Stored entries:
◇ ◇ ◇
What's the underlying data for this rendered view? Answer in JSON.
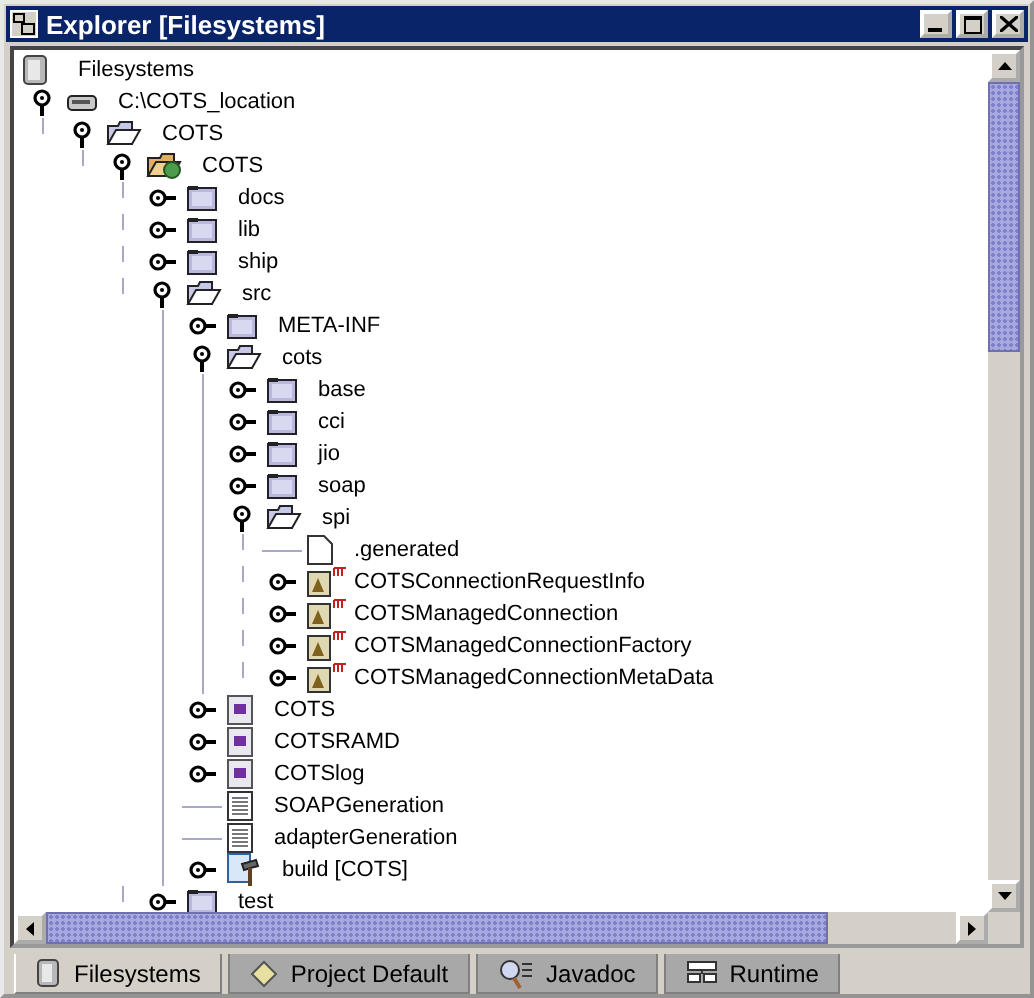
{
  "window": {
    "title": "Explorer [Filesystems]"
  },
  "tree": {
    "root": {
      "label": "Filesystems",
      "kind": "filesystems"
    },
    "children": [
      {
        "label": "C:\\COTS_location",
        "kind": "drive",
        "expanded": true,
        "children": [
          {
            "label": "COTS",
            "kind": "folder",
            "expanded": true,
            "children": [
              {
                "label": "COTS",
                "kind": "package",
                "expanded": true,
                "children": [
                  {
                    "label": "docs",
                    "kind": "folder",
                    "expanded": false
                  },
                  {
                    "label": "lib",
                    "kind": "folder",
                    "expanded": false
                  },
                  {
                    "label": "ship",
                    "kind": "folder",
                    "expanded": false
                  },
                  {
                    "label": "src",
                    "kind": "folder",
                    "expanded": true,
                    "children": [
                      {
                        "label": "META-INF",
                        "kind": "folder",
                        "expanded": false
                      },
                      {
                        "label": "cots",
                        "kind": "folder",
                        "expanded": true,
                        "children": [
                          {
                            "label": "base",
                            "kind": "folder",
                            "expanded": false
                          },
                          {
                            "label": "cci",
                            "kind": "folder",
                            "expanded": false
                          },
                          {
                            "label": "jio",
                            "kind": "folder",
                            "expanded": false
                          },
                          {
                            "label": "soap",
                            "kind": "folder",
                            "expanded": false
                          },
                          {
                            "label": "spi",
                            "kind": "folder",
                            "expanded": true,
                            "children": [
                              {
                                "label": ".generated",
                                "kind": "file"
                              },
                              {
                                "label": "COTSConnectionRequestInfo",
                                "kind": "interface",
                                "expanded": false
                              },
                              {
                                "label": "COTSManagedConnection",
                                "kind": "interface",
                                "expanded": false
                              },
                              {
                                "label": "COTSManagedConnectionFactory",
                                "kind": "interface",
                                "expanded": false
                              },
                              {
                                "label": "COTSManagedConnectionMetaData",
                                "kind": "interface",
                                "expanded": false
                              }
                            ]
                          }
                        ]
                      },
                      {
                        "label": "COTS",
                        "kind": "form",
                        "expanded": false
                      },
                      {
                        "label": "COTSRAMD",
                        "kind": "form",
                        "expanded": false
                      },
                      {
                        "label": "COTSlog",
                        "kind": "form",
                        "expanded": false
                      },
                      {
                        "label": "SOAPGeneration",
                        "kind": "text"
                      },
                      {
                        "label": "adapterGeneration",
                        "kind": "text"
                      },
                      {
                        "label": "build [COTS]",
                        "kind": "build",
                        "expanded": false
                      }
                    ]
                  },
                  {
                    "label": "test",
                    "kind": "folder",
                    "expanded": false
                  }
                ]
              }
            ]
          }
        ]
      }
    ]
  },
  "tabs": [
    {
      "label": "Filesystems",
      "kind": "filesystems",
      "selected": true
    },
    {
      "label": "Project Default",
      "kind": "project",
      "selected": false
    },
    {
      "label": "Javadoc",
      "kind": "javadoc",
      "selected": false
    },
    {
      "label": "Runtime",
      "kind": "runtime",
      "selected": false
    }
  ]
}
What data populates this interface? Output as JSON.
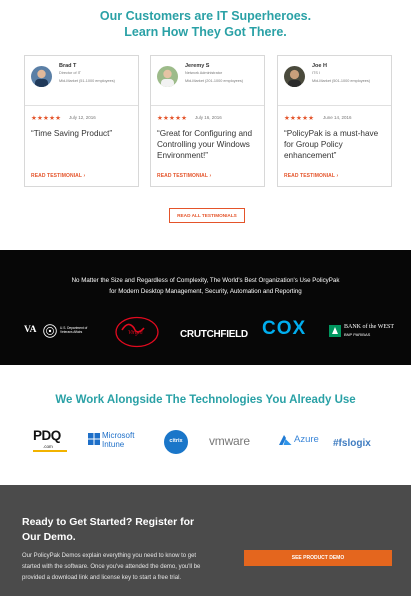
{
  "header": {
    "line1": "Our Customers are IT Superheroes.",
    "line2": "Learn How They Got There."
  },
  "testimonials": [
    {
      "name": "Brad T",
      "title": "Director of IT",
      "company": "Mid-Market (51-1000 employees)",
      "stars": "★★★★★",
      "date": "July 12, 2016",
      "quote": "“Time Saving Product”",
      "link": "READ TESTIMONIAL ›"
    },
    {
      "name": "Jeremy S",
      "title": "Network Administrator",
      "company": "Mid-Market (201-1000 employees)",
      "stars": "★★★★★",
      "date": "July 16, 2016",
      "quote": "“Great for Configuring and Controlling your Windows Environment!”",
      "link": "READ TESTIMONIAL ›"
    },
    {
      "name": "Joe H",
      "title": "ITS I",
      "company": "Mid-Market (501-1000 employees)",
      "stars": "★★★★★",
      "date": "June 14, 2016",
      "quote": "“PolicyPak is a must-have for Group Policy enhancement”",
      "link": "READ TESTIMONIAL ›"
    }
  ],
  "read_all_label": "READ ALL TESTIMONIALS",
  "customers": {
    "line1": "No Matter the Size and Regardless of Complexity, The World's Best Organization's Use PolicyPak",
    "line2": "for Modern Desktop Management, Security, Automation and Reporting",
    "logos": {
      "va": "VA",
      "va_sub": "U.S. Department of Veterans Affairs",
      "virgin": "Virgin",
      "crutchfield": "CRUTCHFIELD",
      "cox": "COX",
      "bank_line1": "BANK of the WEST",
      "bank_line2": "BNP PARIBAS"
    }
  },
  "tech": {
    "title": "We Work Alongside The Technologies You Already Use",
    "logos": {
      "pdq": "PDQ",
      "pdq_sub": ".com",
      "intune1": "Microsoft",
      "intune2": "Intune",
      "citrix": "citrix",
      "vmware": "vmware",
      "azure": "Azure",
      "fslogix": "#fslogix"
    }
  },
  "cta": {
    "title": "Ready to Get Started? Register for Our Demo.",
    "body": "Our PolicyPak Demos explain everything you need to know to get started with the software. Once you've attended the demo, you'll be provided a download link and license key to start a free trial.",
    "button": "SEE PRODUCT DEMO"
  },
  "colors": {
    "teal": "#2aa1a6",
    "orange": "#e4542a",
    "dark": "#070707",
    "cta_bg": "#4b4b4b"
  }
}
◇ ◇ ◇
Quote all the lines above exactly as given. Do not include the pictures.

Completed exercise:
What's the underlying data for this rendered view? Answer in JSON.
{
  "window": {
    "title": "Explorer [Filesystems]"
  },
  "tree": {
    "root": {
      "label": "Filesystems",
      "kind": "filesystems"
    },
    "children": [
      {
        "label": "C:\\COTS_location",
        "kind": "drive",
        "expanded": true,
        "children": [
          {
            "label": "COTS",
            "kind": "folder",
            "expanded": true,
            "children": [
              {
                "label": "COTS",
                "kind": "package",
                "expanded": true,
                "children": [
                  {
                    "label": "docs",
                    "kind": "folder",
                    "expanded": false
                  },
                  {
                    "label": "lib",
                    "kind": "folder",
                    "expanded": false
                  },
                  {
                    "label": "ship",
                    "kind": "folder",
                    "expanded": false
                  },
                  {
                    "label": "src",
                    "kind": "folder",
                    "expanded": true,
                    "children": [
                      {
                        "label": "META-INF",
                        "kind": "folder",
                        "expanded": false
                      },
                      {
                        "label": "cots",
                        "kind": "folder",
                        "expanded": true,
                        "children": [
                          {
                            "label": "base",
                            "kind": "folder",
                            "expanded": false
                          },
                          {
                            "label": "cci",
                            "kind": "folder",
                            "expanded": false
                          },
                          {
                            "label": "jio",
                            "kind": "folder",
                            "expanded": false
                          },
                          {
                            "label": "soap",
                            "kind": "folder",
                            "expanded": false
                          },
                          {
                            "label": "spi",
                            "kind": "folder",
                            "expanded": true,
                            "children": [
                              {
                                "label": ".generated",
                                "kind": "file"
                              },
                              {
                                "label": "COTSConnectionRequestInfo",
                                "kind": "interface",
                                "expanded": false
                              },
                              {
                                "label": "COTSManagedConnection",
                                "kind": "interface",
                                "expanded": false
                              },
                              {
                                "label": "COTSManagedConnectionFactory",
                                "kind": "interface",
                                "expanded": false
                              },
                              {
                                "label": "COTSManagedConnectionMetaData",
                                "kind": "interface",
                                "expanded": false
                              }
                            ]
                          }
                        ]
                      },
                      {
                        "label": "COTS",
                        "kind": "form",
                        "expanded": false
                      },
                      {
                        "label": "COTSRAMD",
                        "kind": "form",
                        "expanded": false
                      },
                      {
                        "label": "COTSlog",
                        "kind": "form",
                        "expanded": false
                      },
                      {
                        "label": "SOAPGeneration",
                        "kind": "text"
                      },
                      {
                        "label": "adapterGeneration",
                        "kind": "text"
                      },
                      {
                        "label": "build [COTS]",
                        "kind": "build",
                        "expanded": false
                      }
                    ]
                  },
                  {
                    "label": "test",
                    "kind": "folder",
                    "expanded": false
                  }
                ]
              }
            ]
          }
        ]
      }
    ]
  },
  "tabs": [
    {
      "label": "Filesystems",
      "kind": "filesystems",
      "selected": true
    },
    {
      "label": "Project Default",
      "kind": "project",
      "selected": false
    },
    {
      "label": "Javadoc",
      "kind": "javadoc",
      "selected": false
    },
    {
      "label": "Runtime",
      "kind": "runtime",
      "selected": false
    }
  ]
}
What data populates this interface? Output as JSON.
{
  "header": {
    "line1": "Our Customers are IT Superheroes.",
    "line2": "Learn How They Got There."
  },
  "testimonials": [
    {
      "name": "Brad T",
      "title": "Director of IT",
      "company": "Mid-Market (51-1000 employees)",
      "stars": "★★★★★",
      "date": "July 12, 2016",
      "quote": "“Time Saving Product”",
      "link": "READ TESTIMONIAL ›"
    },
    {
      "name": "Jeremy S",
      "title": "Network Administrator",
      "company": "Mid-Market (201-1000 employees)",
      "stars": "★★★★★",
      "date": "July 16, 2016",
      "quote": "“Great for Configuring and Controlling your Windows Environment!”",
      "link": "READ TESTIMONIAL ›"
    },
    {
      "name": "Joe H",
      "title": "ITS I",
      "company": "Mid-Market (501-1000 employees)",
      "stars": "★★★★★",
      "date": "June 14, 2016",
      "quote": "“PolicyPak is a must-have for Group Policy enhancement”",
      "link": "READ TESTIMONIAL ›"
    }
  ],
  "read_all_label": "READ ALL TESTIMONIALS",
  "customers": {
    "line1": "No Matter the Size and Regardless of Complexity, The World's Best Organization's Use PolicyPak",
    "line2": "for Modern Desktop Management, Security, Automation and Reporting",
    "logos": {
      "va": "VA",
      "va_sub": "U.S. Department of Veterans Affairs",
      "virgin": "Virgin",
      "crutchfield": "CRUTCHFIELD",
      "cox": "COX",
      "bank_line1": "BANK of the WEST",
      "bank_line2": "BNP PARIBAS"
    }
  },
  "tech": {
    "title": "We Work Alongside The Technologies You Already Use",
    "logos": {
      "pdq": "PDQ",
      "pdq_sub": ".com",
      "intune1": "Microsoft",
      "intune2": "Intune",
      "citrix": "citrix",
      "vmware": "vmware",
      "azure": "Azure",
      "fslogix": "#fslogix"
    }
  },
  "cta": {
    "title": "Ready to Get Started? Register for Our Demo.",
    "body": "Our PolicyPak Demos explain everything you need to know to get started with the software. Once you've attended the demo, you'll be provided a download link and license key to start a free trial.",
    "button": "SEE PRODUCT DEMO"
  },
  "colors": {
    "teal": "#2aa1a6",
    "orange": "#e4542a",
    "dark": "#070707",
    "cta_bg": "#4b4b4b"
  }
}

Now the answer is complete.